Stated goal »
Give all of the lines again, with nothing added or dropped.

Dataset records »
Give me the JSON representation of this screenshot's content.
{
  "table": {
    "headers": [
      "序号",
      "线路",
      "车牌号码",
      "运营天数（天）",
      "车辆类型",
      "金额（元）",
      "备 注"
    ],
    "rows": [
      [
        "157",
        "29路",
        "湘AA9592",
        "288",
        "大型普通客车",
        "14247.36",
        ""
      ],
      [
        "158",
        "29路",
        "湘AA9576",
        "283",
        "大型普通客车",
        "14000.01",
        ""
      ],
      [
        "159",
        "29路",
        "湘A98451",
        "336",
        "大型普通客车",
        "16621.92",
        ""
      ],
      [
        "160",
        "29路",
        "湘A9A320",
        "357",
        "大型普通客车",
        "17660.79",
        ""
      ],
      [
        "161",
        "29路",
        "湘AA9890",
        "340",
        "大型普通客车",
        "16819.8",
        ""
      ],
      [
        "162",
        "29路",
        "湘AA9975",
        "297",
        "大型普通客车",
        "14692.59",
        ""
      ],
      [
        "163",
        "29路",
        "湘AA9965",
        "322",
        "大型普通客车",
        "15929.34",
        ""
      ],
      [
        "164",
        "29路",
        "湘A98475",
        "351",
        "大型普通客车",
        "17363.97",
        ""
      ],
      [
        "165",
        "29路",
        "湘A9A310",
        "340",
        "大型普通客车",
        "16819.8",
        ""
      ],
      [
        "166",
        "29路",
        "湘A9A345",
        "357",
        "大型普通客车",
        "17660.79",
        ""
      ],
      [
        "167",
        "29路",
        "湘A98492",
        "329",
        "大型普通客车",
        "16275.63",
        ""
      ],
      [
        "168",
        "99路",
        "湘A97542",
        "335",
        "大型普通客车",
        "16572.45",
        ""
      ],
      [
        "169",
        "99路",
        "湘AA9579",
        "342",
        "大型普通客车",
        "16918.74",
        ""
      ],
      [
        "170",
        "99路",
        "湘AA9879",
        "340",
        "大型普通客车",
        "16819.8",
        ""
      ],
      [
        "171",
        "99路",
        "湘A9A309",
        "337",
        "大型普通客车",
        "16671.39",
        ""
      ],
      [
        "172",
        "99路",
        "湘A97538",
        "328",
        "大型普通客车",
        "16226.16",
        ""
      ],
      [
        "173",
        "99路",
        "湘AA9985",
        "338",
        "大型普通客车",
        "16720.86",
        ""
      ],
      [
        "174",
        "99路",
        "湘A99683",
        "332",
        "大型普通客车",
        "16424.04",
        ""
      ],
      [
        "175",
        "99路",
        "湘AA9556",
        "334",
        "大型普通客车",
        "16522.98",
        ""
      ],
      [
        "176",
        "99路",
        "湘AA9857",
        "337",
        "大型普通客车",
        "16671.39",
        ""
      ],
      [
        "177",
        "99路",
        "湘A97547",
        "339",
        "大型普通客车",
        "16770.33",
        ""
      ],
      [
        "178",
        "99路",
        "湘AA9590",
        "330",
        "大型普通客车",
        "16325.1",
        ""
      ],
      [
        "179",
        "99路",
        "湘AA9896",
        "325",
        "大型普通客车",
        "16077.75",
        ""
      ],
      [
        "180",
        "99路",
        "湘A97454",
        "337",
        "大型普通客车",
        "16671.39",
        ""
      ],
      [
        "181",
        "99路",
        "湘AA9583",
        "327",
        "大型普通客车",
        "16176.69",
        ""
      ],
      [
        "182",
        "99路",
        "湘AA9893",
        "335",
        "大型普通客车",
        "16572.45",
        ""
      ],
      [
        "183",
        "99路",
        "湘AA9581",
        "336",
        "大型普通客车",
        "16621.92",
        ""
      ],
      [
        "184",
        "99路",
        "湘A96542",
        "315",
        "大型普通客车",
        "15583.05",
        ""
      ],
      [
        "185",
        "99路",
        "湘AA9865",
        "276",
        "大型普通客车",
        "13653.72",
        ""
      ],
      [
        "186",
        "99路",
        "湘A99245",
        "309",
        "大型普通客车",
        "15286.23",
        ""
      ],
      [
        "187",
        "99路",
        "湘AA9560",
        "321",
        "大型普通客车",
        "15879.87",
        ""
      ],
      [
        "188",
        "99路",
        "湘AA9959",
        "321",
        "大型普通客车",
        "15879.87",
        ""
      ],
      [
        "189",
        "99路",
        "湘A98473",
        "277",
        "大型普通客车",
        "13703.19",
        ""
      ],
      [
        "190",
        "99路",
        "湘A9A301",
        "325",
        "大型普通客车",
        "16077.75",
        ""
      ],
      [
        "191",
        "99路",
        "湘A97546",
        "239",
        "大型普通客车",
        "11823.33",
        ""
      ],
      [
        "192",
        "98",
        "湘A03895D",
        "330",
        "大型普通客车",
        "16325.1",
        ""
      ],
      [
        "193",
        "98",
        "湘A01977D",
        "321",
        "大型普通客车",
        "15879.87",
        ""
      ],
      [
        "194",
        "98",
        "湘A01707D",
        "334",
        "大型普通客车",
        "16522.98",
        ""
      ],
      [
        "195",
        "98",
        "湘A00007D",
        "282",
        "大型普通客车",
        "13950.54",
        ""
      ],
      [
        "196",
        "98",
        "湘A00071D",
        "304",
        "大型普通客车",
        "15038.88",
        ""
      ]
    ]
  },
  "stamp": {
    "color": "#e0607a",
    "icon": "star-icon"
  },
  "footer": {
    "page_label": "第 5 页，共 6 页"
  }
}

Exercise response »
Give me the JSON representation of this screenshot's content.
{
  "table": {
    "headers": [
      "序号",
      "线路",
      "车牌号码",
      "运营天数（天）",
      "车辆类型",
      "金额（元）",
      "备 注"
    ],
    "rows": [
      [
        "157",
        "29路",
        "湘AA9592",
        "288",
        "大型普通客车",
        "14247.36",
        ""
      ],
      [
        "158",
        "29路",
        "湘AA9576",
        "283",
        "大型普通客车",
        "14000.01",
        ""
      ],
      [
        "159",
        "29路",
        "湘A98451",
        "336",
        "大型普通客车",
        "16621.92",
        ""
      ],
      [
        "160",
        "29路",
        "湘A9A320",
        "357",
        "大型普通客车",
        "17660.79",
        ""
      ],
      [
        "161",
        "29路",
        "湘AA9890",
        "340",
        "大型普通客车",
        "16819.8",
        ""
      ],
      [
        "162",
        "29路",
        "湘AA9975",
        "297",
        "大型普通客车",
        "14692.59",
        ""
      ],
      [
        "163",
        "29路",
        "湘AA9965",
        "322",
        "大型普通客车",
        "15929.34",
        ""
      ],
      [
        "164",
        "29路",
        "湘A98475",
        "351",
        "大型普通客车",
        "17363.97",
        ""
      ],
      [
        "165",
        "29路",
        "湘A9A310",
        "340",
        "大型普通客车",
        "16819.8",
        ""
      ],
      [
        "166",
        "29路",
        "湘A9A345",
        "357",
        "大型普通客车",
        "17660.79",
        ""
      ],
      [
        "167",
        "29路",
        "湘A98492",
        "329",
        "大型普通客车",
        "16275.63",
        ""
      ],
      [
        "168",
        "99路",
        "湘A97542",
        "335",
        "大型普通客车",
        "16572.45",
        ""
      ],
      [
        "169",
        "99路",
        "湘AA9579",
        "342",
        "大型普通客车",
        "16918.74",
        ""
      ],
      [
        "170",
        "99路",
        "湘AA9879",
        "340",
        "大型普通客车",
        "16819.8",
        ""
      ],
      [
        "171",
        "99路",
        "湘A9A309",
        "337",
        "大型普通客车",
        "16671.39",
        ""
      ],
      [
        "172",
        "99路",
        "湘A97538",
        "328",
        "大型普通客车",
        "16226.16",
        ""
      ],
      [
        "173",
        "99路",
        "湘AA9985",
        "338",
        "大型普通客车",
        "16720.86",
        ""
      ],
      [
        "174",
        "99路",
        "湘A99683",
        "332",
        "大型普通客车",
        "16424.04",
        ""
      ],
      [
        "175",
        "99路",
        "湘AA9556",
        "334",
        "大型普通客车",
        "16522.98",
        ""
      ],
      [
        "176",
        "99路",
        "湘AA9857",
        "337",
        "大型普通客车",
        "16671.39",
        ""
      ],
      [
        "177",
        "99路",
        "湘A97547",
        "339",
        "大型普通客车",
        "16770.33",
        ""
      ],
      [
        "178",
        "99路",
        "湘AA9590",
        "330",
        "大型普通客车",
        "16325.1",
        ""
      ],
      [
        "179",
        "99路",
        "湘AA9896",
        "325",
        "大型普通客车",
        "16077.75",
        ""
      ],
      [
        "180",
        "99路",
        "湘A97454",
        "337",
        "大型普通客车",
        "16671.39",
        ""
      ],
      [
        "181",
        "99路",
        "湘AA9583",
        "327",
        "大型普通客车",
        "16176.69",
        ""
      ],
      [
        "182",
        "99路",
        "湘AA9893",
        "335",
        "大型普通客车",
        "16572.45",
        ""
      ],
      [
        "183",
        "99路",
        "湘AA9581",
        "336",
        "大型普通客车",
        "16621.92",
        ""
      ],
      [
        "184",
        "99路",
        "湘A96542",
        "315",
        "大型普通客车",
        "15583.05",
        ""
      ],
      [
        "185",
        "99路",
        "湘AA9865",
        "276",
        "大型普通客车",
        "13653.72",
        ""
      ],
      [
        "186",
        "99路",
        "湘A99245",
        "309",
        "大型普通客车",
        "15286.23",
        ""
      ],
      [
        "187",
        "99路",
        "湘AA9560",
        "321",
        "大型普通客车",
        "15879.87",
        ""
      ],
      [
        "188",
        "99路",
        "湘AA9959",
        "321",
        "大型普通客车",
        "15879.87",
        ""
      ],
      [
        "189",
        "99路",
        "湘A98473",
        "277",
        "大型普通客车",
        "13703.19",
        ""
      ],
      [
        "190",
        "99路",
        "湘A9A301",
        "325",
        "大型普通客车",
        "16077.75",
        ""
      ],
      [
        "191",
        "99路",
        "湘A97546",
        "239",
        "大型普通客车",
        "11823.33",
        ""
      ],
      [
        "192",
        "98",
        "湘A03895D",
        "330",
        "大型普通客车",
        "16325.1",
        ""
      ],
      [
        "193",
        "98",
        "湘A01977D",
        "321",
        "大型普通客车",
        "15879.87",
        ""
      ],
      [
        "194",
        "98",
        "湘A01707D",
        "334",
        "大型普通客车",
        "16522.98",
        ""
      ],
      [
        "195",
        "98",
        "湘A00007D",
        "282",
        "大型普通客车",
        "13950.54",
        ""
      ],
      [
        "196",
        "98",
        "湘A00071D",
        "304",
        "大型普通客车",
        "15038.88",
        ""
      ]
    ]
  },
  "stamp": {
    "color": "#e0607a",
    "icon": "star-icon"
  },
  "footer": {
    "page_label": "第 5 页，共 6 页"
  }
}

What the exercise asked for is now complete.